[Start of Attachment]

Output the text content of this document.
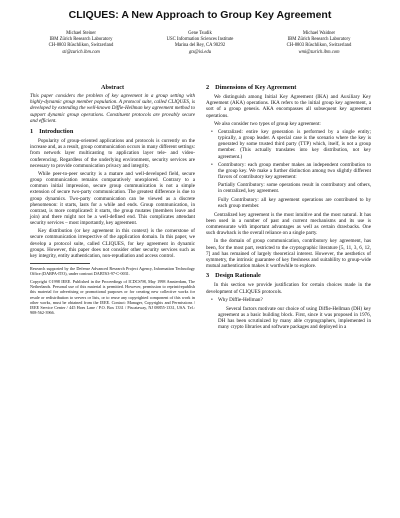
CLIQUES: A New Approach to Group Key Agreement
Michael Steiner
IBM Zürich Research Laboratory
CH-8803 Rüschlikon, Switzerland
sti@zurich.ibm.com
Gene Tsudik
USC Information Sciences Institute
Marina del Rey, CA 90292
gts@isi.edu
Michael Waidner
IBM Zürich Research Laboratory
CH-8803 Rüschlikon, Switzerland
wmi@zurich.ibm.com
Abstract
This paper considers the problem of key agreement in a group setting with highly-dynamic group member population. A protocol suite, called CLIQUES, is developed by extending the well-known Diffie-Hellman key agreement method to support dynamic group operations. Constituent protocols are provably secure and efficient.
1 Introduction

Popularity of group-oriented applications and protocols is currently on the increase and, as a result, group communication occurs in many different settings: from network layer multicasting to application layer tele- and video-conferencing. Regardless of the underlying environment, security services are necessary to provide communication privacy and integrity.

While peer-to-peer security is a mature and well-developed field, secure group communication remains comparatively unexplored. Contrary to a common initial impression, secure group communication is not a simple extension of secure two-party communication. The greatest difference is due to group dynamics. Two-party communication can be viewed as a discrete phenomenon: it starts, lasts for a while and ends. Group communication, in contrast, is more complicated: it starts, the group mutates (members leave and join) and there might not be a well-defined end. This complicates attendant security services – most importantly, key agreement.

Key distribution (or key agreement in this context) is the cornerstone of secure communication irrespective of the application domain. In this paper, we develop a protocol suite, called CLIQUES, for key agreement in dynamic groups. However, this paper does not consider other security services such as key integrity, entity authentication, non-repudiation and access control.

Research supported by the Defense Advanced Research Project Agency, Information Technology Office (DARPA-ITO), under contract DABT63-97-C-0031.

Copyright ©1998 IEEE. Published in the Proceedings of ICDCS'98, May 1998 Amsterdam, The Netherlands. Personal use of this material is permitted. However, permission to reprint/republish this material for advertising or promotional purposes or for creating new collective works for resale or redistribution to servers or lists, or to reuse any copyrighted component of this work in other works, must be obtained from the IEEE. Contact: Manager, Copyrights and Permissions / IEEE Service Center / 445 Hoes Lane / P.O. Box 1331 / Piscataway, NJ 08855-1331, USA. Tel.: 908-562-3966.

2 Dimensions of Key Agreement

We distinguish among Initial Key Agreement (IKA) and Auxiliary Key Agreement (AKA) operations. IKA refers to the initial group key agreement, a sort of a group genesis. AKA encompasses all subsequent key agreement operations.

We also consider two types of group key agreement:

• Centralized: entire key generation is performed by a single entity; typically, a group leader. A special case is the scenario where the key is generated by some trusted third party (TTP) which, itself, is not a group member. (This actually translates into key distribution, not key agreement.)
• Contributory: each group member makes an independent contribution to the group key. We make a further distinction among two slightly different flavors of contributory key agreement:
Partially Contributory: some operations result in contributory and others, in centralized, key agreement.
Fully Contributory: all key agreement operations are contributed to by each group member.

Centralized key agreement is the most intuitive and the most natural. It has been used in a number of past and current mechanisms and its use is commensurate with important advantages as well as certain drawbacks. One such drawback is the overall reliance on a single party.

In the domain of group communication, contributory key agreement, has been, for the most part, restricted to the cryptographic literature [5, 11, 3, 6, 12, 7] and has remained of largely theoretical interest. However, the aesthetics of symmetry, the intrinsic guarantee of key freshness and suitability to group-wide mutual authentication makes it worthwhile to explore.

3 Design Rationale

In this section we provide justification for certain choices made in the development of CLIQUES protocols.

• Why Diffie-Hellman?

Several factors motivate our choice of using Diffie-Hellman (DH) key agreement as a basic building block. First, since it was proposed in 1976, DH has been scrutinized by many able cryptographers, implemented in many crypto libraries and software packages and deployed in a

[End of Attachment]

Task brief: Return the listing above unchanged, apart from dropping its pictures.

Your solution:
Output the text content of this document.
CLIQUES: A New Approach to Group Key Agreement
Michael Steiner
IBM Zürich Research Laboratory
CH-8803 Rüschlikon, Switzerland
sti@zurich.ibm.com
Gene Tsudik
USC Information Sciences Institute
Marina del Rey, CA 90292
gts@isi.edu
Michael Waidner
IBM Zürich Research Laboratory
CH-8803 Rüschlikon, Switzerland
wmi@zurich.ibm.com
Abstract
This paper considers the problem of key agreement in a group setting with highly-dynamic group member population. A protocol suite, called CLIQUES, is developed by extending the well-known Diffie-Hellman key agreement method to support dynamic group operations. Constituent protocols are provably secure and efficient.
1 Introduction

Popularity of group-oriented applications and protocols is currently on the increase and, as a result, group communication occurs in many different settings: from network layer multicasting to application layer tele- and video-conferencing. Regardless of the underlying environment, security services are necessary to provide communication privacy and integrity.

While peer-to-peer security is a mature and well-developed field, secure group communication remains comparatively unexplored. Contrary to a common initial impression, secure group communication is not a simple extension of secure two-party communication. The greatest difference is due to group dynamics. Two-party communication can be viewed as a discrete phenomenon: it starts, lasts for a while and ends. Group communication, in contrast, is more complicated: it starts, the group mutates (members leave and join) and there might not be a well-defined end. This complicates attendant security services – most importantly, key agreement.

Key distribution (or key agreement in this context) is the cornerstone of secure communication irrespective of the application domain. In this paper, we develop a protocol suite, called CLIQUES, for key agreement in dynamic groups. However, this paper does not consider other security services such as key integrity, entity authentication, non-repudiation and access control.

Research supported by the Defense Advanced Research Project Agency, Information Technology Office (DARPA-ITO), under contract DABT63-97-C-0031.

Copyright ©1998 IEEE. Published in the Proceedings of ICDCS'98, May 1998 Amsterdam, The Netherlands. Personal use of this material is permitted. However, permission to reprint/republish this material for advertising or promotional purposes or for creating new collective works for resale or redistribution to servers or lists, or to reuse any copyrighted component of this work in other works, must be obtained from the IEEE. Contact: Manager, Copyrights and Permissions / IEEE Service Center / 445 Hoes Lane / P.O. Box 1331 / Piscataway, NJ 08855-1331, USA. Tel.: 908-562-3966.

2 Dimensions of Key Agreement

We distinguish among Initial Key Agreement (IKA) and Auxiliary Key Agreement (AKA) operations. IKA refers to the initial group key agreement, a sort of a group genesis. AKA encompasses all subsequent key agreement operations.

We also consider two types of group key agreement:

• Centralized: entire key generation is performed by a single entity; typically, a group leader. A special case is the scenario where the key is generated by some trusted third party (TTP) which, itself, is not a group member. (This actually translates into key distribution, not key agreement.)
• Contributory: each group member makes an independent contribution to the group key. We make a further distinction among two slightly different flavors of contributory key agreement:
Partially Contributory: some operations result in contributory and others, in centralized, key agreement.
Fully Contributory: all key agreement operations are contributed to by each group member.

Centralized key agreement is the most intuitive and the most natural. It has been used in a number of past and current mechanisms and its use is commensurate with important advantages as well as certain drawbacks. One such drawback is the overall reliance on a single party.

In the domain of group communication, contributory key agreement, has been, for the most part, restricted to the cryptographic literature [5, 11, 3, 6, 12, 7] and has remained of largely theoretical interest. However, the aesthetics of symmetry, the intrinsic guarantee of key freshness and suitability to group-wide mutual authentication makes it worthwhile to explore.

3 Design Rationale

In this section we provide justification for certain choices made in the development of CLIQUES protocols.

• Why Diffie-Hellman?

Several factors motivate our choice of using Diffie-Hellman (DH) key agreement as a basic building block. First, since it was proposed in 1976, DH has been scrutinized by many able cryptographers, implemented in many crypto libraries and software packages and deployed in a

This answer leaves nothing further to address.